• _Given instruction_: Identify all lines in the data containing the string "Output". Copy them out.

Data entries:

[Begin]

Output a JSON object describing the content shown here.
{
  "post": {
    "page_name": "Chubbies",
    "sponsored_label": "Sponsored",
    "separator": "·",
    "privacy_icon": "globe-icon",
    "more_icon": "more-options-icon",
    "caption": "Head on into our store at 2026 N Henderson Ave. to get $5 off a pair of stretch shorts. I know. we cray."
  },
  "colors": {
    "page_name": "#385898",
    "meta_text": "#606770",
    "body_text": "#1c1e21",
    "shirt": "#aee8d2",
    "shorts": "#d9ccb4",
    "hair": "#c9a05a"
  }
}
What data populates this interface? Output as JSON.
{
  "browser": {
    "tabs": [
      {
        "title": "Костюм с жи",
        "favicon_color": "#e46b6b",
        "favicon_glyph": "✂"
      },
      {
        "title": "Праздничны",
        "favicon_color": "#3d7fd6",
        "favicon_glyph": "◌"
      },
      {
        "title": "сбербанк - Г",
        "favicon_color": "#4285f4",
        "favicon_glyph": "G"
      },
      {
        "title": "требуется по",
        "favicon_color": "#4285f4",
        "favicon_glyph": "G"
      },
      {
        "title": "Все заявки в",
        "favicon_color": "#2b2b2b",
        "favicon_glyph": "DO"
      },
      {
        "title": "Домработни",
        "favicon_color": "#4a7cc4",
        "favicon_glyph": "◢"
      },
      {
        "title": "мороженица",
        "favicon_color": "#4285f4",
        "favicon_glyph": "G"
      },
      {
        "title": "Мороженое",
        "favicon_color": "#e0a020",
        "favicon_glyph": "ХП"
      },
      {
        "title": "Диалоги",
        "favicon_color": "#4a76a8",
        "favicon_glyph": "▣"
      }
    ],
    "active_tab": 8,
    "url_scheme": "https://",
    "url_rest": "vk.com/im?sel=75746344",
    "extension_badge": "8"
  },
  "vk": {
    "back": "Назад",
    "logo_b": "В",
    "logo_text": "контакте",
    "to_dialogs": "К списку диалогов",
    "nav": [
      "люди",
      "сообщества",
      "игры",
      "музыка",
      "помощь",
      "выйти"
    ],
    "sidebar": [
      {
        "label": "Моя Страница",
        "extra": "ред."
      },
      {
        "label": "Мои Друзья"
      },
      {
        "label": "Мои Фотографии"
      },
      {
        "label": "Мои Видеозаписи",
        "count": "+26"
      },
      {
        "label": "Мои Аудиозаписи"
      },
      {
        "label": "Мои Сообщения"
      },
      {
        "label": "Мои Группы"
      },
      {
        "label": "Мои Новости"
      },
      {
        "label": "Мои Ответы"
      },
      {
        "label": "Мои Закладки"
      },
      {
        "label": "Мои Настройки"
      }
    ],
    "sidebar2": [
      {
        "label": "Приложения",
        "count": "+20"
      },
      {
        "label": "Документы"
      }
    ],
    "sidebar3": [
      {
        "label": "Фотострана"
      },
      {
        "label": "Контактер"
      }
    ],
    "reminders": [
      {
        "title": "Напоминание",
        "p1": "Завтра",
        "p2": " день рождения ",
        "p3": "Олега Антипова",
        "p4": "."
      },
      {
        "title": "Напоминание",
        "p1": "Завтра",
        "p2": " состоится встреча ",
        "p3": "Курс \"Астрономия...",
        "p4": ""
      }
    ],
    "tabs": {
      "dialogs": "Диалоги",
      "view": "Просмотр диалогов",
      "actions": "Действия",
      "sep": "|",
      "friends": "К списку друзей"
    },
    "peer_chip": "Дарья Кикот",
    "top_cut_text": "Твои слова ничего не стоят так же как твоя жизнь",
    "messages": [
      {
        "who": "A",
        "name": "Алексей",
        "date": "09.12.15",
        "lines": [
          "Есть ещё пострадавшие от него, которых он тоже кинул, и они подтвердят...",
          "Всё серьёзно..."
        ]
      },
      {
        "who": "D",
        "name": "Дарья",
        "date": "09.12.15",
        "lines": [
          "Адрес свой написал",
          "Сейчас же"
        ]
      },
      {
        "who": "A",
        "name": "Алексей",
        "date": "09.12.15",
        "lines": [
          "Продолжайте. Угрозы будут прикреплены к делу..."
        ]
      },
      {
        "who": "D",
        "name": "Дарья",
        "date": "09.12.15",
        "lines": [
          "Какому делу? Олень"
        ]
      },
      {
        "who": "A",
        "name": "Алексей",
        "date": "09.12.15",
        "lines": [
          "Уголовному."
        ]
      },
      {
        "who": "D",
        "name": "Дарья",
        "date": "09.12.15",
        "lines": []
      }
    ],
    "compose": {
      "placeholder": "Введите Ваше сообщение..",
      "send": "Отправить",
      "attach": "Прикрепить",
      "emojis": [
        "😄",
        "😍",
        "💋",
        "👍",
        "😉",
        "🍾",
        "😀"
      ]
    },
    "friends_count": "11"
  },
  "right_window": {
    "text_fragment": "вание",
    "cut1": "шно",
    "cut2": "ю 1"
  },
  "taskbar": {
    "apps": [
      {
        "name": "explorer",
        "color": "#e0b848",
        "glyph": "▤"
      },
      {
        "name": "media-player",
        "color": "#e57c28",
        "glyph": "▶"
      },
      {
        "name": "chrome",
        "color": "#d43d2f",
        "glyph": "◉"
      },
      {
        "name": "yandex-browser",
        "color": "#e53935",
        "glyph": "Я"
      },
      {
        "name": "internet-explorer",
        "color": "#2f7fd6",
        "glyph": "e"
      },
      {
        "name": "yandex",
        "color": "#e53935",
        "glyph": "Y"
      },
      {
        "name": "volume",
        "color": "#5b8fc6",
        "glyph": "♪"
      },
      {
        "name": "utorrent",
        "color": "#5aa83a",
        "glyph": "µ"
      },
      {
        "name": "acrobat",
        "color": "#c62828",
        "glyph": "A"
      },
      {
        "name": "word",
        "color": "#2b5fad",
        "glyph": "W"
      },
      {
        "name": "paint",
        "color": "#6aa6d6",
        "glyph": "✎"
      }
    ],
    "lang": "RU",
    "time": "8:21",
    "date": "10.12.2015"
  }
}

[End]

• _Final answer_:
Output a JSON object describing the content shown here.
What data populates this interface? Output as JSON.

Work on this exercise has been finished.